▼

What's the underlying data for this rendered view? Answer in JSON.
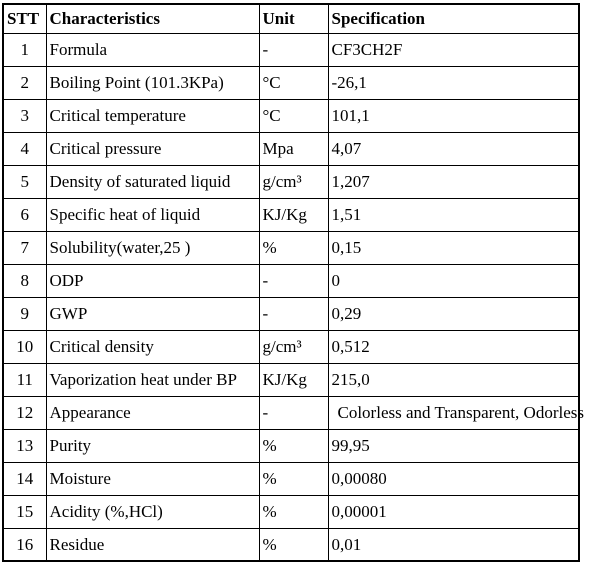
{
  "table": {
    "headers": {
      "stt": "STT",
      "characteristics": "Characteristics",
      "unit": "Unit",
      "specification": "Specification"
    },
    "rows": [
      {
        "stt": "1",
        "characteristics": "Formula",
        "unit": "-",
        "specification": "CF3CH2F"
      },
      {
        "stt": "2",
        "characteristics": "Boiling Point (101.3KPa)",
        "unit": "°C",
        "specification": "-26,1"
      },
      {
        "stt": "3",
        "characteristics": "Critical temperature",
        "unit": "°C",
        "specification": "101,1"
      },
      {
        "stt": "4",
        "characteristics": "Critical pressure",
        "unit": "Mpa",
        "specification": "4,07"
      },
      {
        "stt": "5",
        "characteristics": "Density of saturated liquid",
        "unit": "g/cm³",
        "specification": "1,207"
      },
      {
        "stt": "6",
        "characteristics": "Specific heat of liquid",
        "unit": "KJ/Kg",
        "specification": "1,51"
      },
      {
        "stt": "7",
        "characteristics": "Solubility(water,25 )",
        "unit": "%",
        "specification": "0,15"
      },
      {
        "stt": "8",
        "characteristics": "ODP",
        "unit": "-",
        "specification": "0"
      },
      {
        "stt": "9",
        "characteristics": "GWP",
        "unit": "-",
        "specification": "0,29"
      },
      {
        "stt": "10",
        "characteristics": "Critical density",
        "unit": "g/cm³",
        "specification": "0,512"
      },
      {
        "stt": "11",
        "characteristics": "Vaporization heat under BP",
        "unit": "KJ/Kg",
        "specification": "215,0"
      },
      {
        "stt": "12",
        "characteristics": "Appearance",
        "unit": "-",
        "specification": "Colorless and Transparent, Odorless"
      },
      {
        "stt": "13",
        "characteristics": "Purity",
        "unit": "%",
        "specification": "99,95"
      },
      {
        "stt": "14",
        "characteristics": "Moisture",
        "unit": "%",
        "specification": "0,00080"
      },
      {
        "stt": "15",
        "characteristics": "Acidity (%,HCl)",
        "unit": "%",
        "specification": "0,00001"
      },
      {
        "stt": "16",
        "characteristics": "Residue",
        "unit": "%",
        "specification": "0,01"
      }
    ]
  },
  "colors": {
    "text": "#000000",
    "border": "#000000",
    "background": "#ffffff"
  }
}
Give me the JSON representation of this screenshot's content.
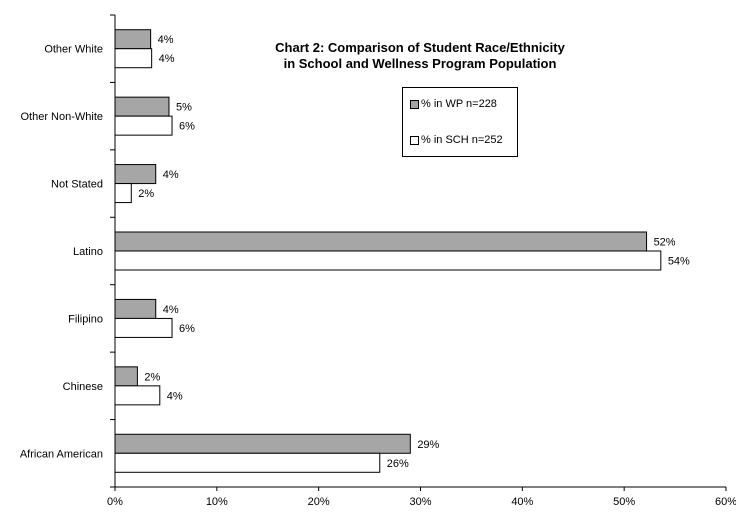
{
  "chart_data": {
    "type": "bar",
    "orientation": "horizontal",
    "title": "Chart 2: Comparison of Student Race/Ethnicity in School and Wellness Program Population",
    "title_lines": [
      "Chart 2: Comparison of Student Race/Ethnicity",
      "in School and Wellness Program Population"
    ],
    "categories": [
      "Other White",
      "Other Non-White",
      "Not Stated",
      "Latino",
      "Filipino",
      "Chinese",
      "African American"
    ],
    "series": [
      {
        "name": "% in WP n=228",
        "color": "#a6a6a6",
        "values": [
          3.5,
          5.3,
          4.0,
          52.2,
          4.0,
          2.2,
          29.0
        ],
        "labels": [
          "4%",
          "5%",
          "4%",
          "52%",
          "4%",
          "2%",
          "29%"
        ]
      },
      {
        "name": "% in SCH n=252",
        "color": "#ffffff",
        "values": [
          3.6,
          5.6,
          1.6,
          53.6,
          5.6,
          4.4,
          26.0
        ],
        "labels": [
          "4%",
          "6%",
          "2%",
          "54%",
          "6%",
          "4%",
          "26%"
        ]
      }
    ],
    "xlim": [
      0,
      60
    ],
    "xticks": [
      0,
      10,
      20,
      30,
      40,
      50,
      60
    ],
    "xtick_labels": [
      "0%",
      "10%",
      "20%",
      "30%",
      "40%",
      "50%",
      "60%"
    ],
    "xlabel": "",
    "ylabel": "",
    "grid": false,
    "legend_position": "top-right, inside plot"
  }
}
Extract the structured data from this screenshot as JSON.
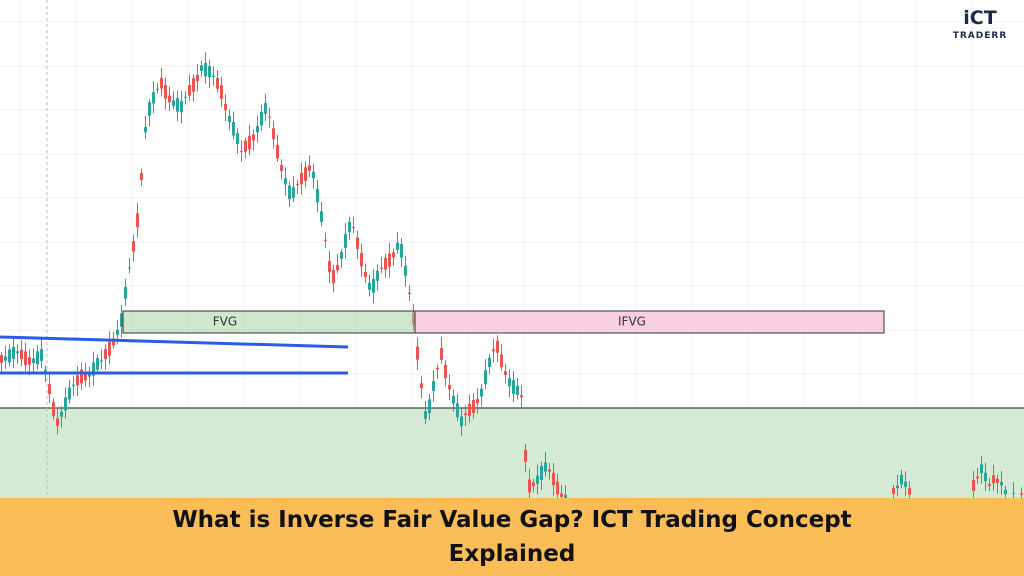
{
  "logo": {
    "mark": "iCT",
    "name": "TRADERR"
  },
  "zones": {
    "fvg": "FVG",
    "ifvg": "IFVG"
  },
  "banner": {
    "title": "What is Inverse Fair Value Gap? ICT Trading Concept Explained"
  }
}
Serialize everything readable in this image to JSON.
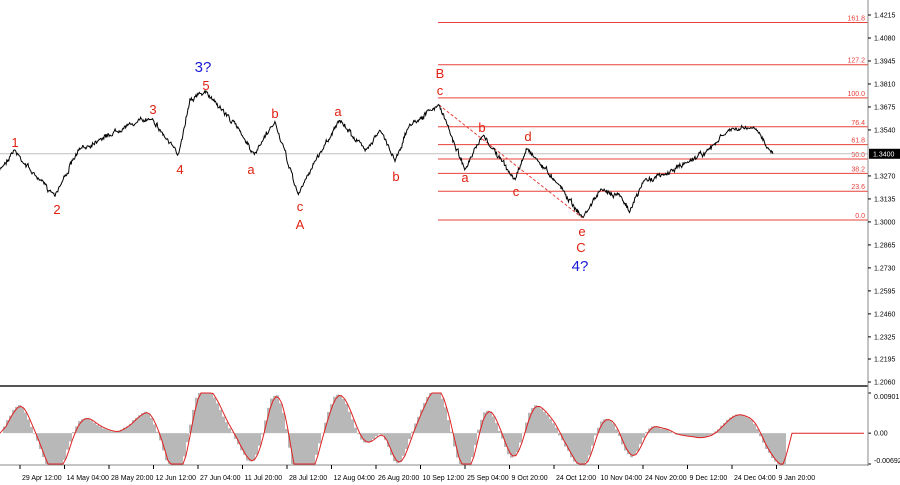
{
  "colors": {
    "fib": "#e8403a",
    "wave_red": "#e02010",
    "wave_blue": "#1818d8",
    "price": "#000000",
    "osc_hist": "#b8b8b8",
    "osc_line": "#e02020",
    "badge_bg": "#000000",
    "badge_fg": "#ffffff"
  },
  "chart_data": {
    "type": "line",
    "title": "",
    "price_axis": {
      "ylim": [
        1.206,
        1.4215
      ],
      "ticks": [
        "1.4215",
        "1.4080",
        "1.3945",
        "1.3810",
        "1.3675",
        "1.3540",
        "1.3270",
        "1.3135",
        "1.3000",
        "1.2865",
        "1.2730",
        "1.2595",
        "1.2460",
        "1.2325",
        "1.2195",
        "1.2060"
      ]
    },
    "time_axis": {
      "ticks": [
        "29 Apr 12:00",
        "14 May 04:00",
        "28 May 20:00",
        "12 Jun 12:00",
        "27 Jun 04:00",
        "11 Jul 20:00",
        "28 Jul 12:00",
        "12 Aug 04:00",
        "26 Aug 20:00",
        "10 Sep 12:00",
        "25 Sep 04:00",
        "9 Oct 20:00",
        "24 Oct 12:00",
        "10 Nov 04:00",
        "24 Nov 20:00",
        "9 Dec 12:00",
        "24 Dec 04:00",
        "9 Jan 20:00"
      ]
    },
    "current_price": "1.3400",
    "price_pivots": [
      {
        "date": "22 Apr",
        "price": 1.3305
      },
      {
        "date": "27 Apr",
        "price": 1.3422
      },
      {
        "date": "4 May",
        "price": 1.3275
      },
      {
        "date": "11 May",
        "price": 1.3158
      },
      {
        "date": "19 May",
        "price": 1.3422
      },
      {
        "date": "26 May",
        "price": 1.3481
      },
      {
        "date": "5 Jun",
        "price": 1.3569
      },
      {
        "date": "13 Jun",
        "price": 1.361
      },
      {
        "date": "17 Jun",
        "price": 1.351
      },
      {
        "date": "22 Jun",
        "price": 1.3393
      },
      {
        "date": "26 Jun",
        "price": 1.3716
      },
      {
        "date": "1 Jul",
        "price": 1.3763
      },
      {
        "date": "4 Jul",
        "price": 1.3716
      },
      {
        "date": "13 Jul",
        "price": 1.354
      },
      {
        "date": "18 Jul",
        "price": 1.3393
      },
      {
        "date": "25 Jul",
        "price": 1.3587
      },
      {
        "date": "2 Aug",
        "price": 1.3158
      },
      {
        "date": "7 Aug",
        "price": 1.3334
      },
      {
        "date": "16 Aug",
        "price": 1.3598
      },
      {
        "date": "25 Aug",
        "price": 1.3422
      },
      {
        "date": "30 Aug",
        "price": 1.354
      },
      {
        "date": "4 Sep",
        "price": 1.3364
      },
      {
        "date": "9 Sep",
        "price": 1.3569
      },
      {
        "date": "19 Sep",
        "price": 1.3687
      },
      {
        "date": "28 Sep",
        "price": 1.3305
      },
      {
        "date": "4 Oct",
        "price": 1.351
      },
      {
        "date": "15 Oct",
        "price": 1.3246
      },
      {
        "date": "19 Oct",
        "price": 1.3434
      },
      {
        "date": "30 Oct",
        "price": 1.3217
      },
      {
        "date": "7 Nov",
        "price": 1.3023
      },
      {
        "date": "13 Nov",
        "price": 1.3187
      },
      {
        "date": "20 Nov",
        "price": 1.3158
      },
      {
        "date": "23 Nov",
        "price": 1.3058
      },
      {
        "date": "28 Nov",
        "price": 1.3246
      },
      {
        "date": "5 Dec",
        "price": 1.3275
      },
      {
        "date": "14 Dec",
        "price": 1.3364
      },
      {
        "date": "20 Dec",
        "price": 1.3422
      },
      {
        "date": "27 Dec",
        "price": 1.354
      },
      {
        "date": "5 Jan",
        "price": 1.3552
      },
      {
        "date": "11 Jan",
        "price": 1.34
      }
    ],
    "fibonacci": {
      "low": 1.3011,
      "high": 1.3728,
      "levels": [
        "161.8",
        "127.2",
        "100.0",
        "76.4",
        "61.8",
        "50.0",
        "38.2",
        "23.6",
        "0.0"
      ]
    },
    "oscillator": {
      "ticks": [
        "0.00901",
        "0.00",
        "-0.00692"
      ],
      "ylim": [
        -0.00692,
        0.00901
      ]
    },
    "wave_labels": [
      {
        "text": "1",
        "color": "red"
      },
      {
        "text": "2",
        "color": "red"
      },
      {
        "text": "3",
        "color": "red"
      },
      {
        "text": "4",
        "color": "red"
      },
      {
        "text": "5",
        "color": "red"
      },
      {
        "text": "3?",
        "color": "blue"
      },
      {
        "text": "a",
        "color": "red"
      },
      {
        "text": "b",
        "color": "red"
      },
      {
        "text": "c",
        "color": "red"
      },
      {
        "text": "A",
        "color": "red"
      },
      {
        "text": "a",
        "color": "red"
      },
      {
        "text": "b",
        "color": "red"
      },
      {
        "text": "B",
        "color": "red"
      },
      {
        "text": "c",
        "color": "red"
      },
      {
        "text": "a",
        "color": "red"
      },
      {
        "text": "b",
        "color": "red"
      },
      {
        "text": "c",
        "color": "red"
      },
      {
        "text": "d",
        "color": "red"
      },
      {
        "text": "e",
        "color": "red"
      },
      {
        "text": "C",
        "color": "red"
      },
      {
        "text": "4?",
        "color": "blue"
      }
    ]
  }
}
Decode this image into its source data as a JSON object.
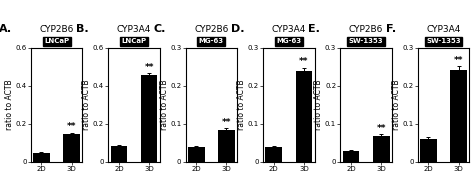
{
  "chart_data": [
    {
      "type": "bar",
      "title": "CYP2B6",
      "subtitle": "LNCaP",
      "y_label": "ratio to ACTB",
      "categories": [
        "2D",
        "3D"
      ],
      "values": [
        0.045,
        0.145
      ],
      "errors": [
        0.005,
        0.008
      ],
      "color": "#000000",
      "ylim": [
        0,
        0.6
      ],
      "yticks": [
        0,
        0.2,
        0.4,
        0.6
      ],
      "annotations": [
        {
          "text": "A."
        },
        {
          "text": "**",
          "category": "3D"
        }
      ]
    },
    {
      "type": "bar",
      "title": "CYP3A4",
      "subtitle": "LNCaP",
      "y_label": "ratio to ACTB",
      "categories": [
        "2D",
        "3D"
      ],
      "values": [
        0.085,
        0.455
      ],
      "errors": [
        0.005,
        0.012
      ],
      "color": "#000000",
      "ylim": [
        0,
        0.6
      ],
      "yticks": [
        0,
        0.2,
        0.4,
        0.6
      ],
      "annotations": [
        {
          "text": "B."
        },
        {
          "text": "**",
          "category": "3D"
        }
      ]
    },
    {
      "type": "bar",
      "title": "CYP2B6",
      "subtitle": "MG-63",
      "y_label": "ratio to ACTB",
      "categories": [
        "2D",
        "3D"
      ],
      "values": [
        0.038,
        0.083
      ],
      "errors": [
        0.003,
        0.005
      ],
      "color": "#000000",
      "ylim": [
        0,
        0.3
      ],
      "yticks": [
        0,
        0.1,
        0.2,
        0.3
      ],
      "annotations": [
        {
          "text": "C."
        },
        {
          "text": "**",
          "category": "3D"
        }
      ]
    },
    {
      "type": "bar",
      "title": "CYP3A4",
      "subtitle": "MG-63",
      "y_label": "ratio to ACTB",
      "categories": [
        "2D",
        "3D"
      ],
      "values": [
        0.038,
        0.24
      ],
      "errors": [
        0.003,
        0.008
      ],
      "color": "#000000",
      "ylim": [
        0,
        0.3
      ],
      "yticks": [
        0,
        0.1,
        0.2,
        0.3
      ],
      "annotations": [
        {
          "text": "D."
        },
        {
          "text": "**",
          "category": "3D"
        }
      ]
    },
    {
      "type": "bar",
      "title": "CYP2B6",
      "subtitle": "SW-1353",
      "y_label": "ratio to ACTB",
      "categories": [
        "2D",
        "3D"
      ],
      "values": [
        0.028,
        0.068
      ],
      "errors": [
        0.003,
        0.005
      ],
      "color": "#000000",
      "ylim": [
        0,
        0.3
      ],
      "yticks": [
        0,
        0.1,
        0.2,
        0.3
      ],
      "annotations": [
        {
          "text": "E."
        },
        {
          "text": "**",
          "category": "3D"
        }
      ]
    },
    {
      "type": "bar",
      "title": "CYP3A4",
      "subtitle": "SW-1353",
      "y_label": "ratio to ACTB",
      "categories": [
        "2D",
        "3D"
      ],
      "values": [
        0.06,
        0.242
      ],
      "errors": [
        0.005,
        0.009
      ],
      "color": "#000000",
      "ylim": [
        0,
        0.3
      ],
      "yticks": [
        0,
        0.1,
        0.2,
        0.3
      ],
      "annotations": [
        {
          "text": "F."
        },
        {
          "text": "**",
          "category": "3D"
        }
      ]
    }
  ]
}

▲

Your objective | Take every line above carrying "ffffff" and return it.

Finished exercise |
    "background": "#ffffff"
        "color": "#ffffff",
    "badge_fg": "#ffffff"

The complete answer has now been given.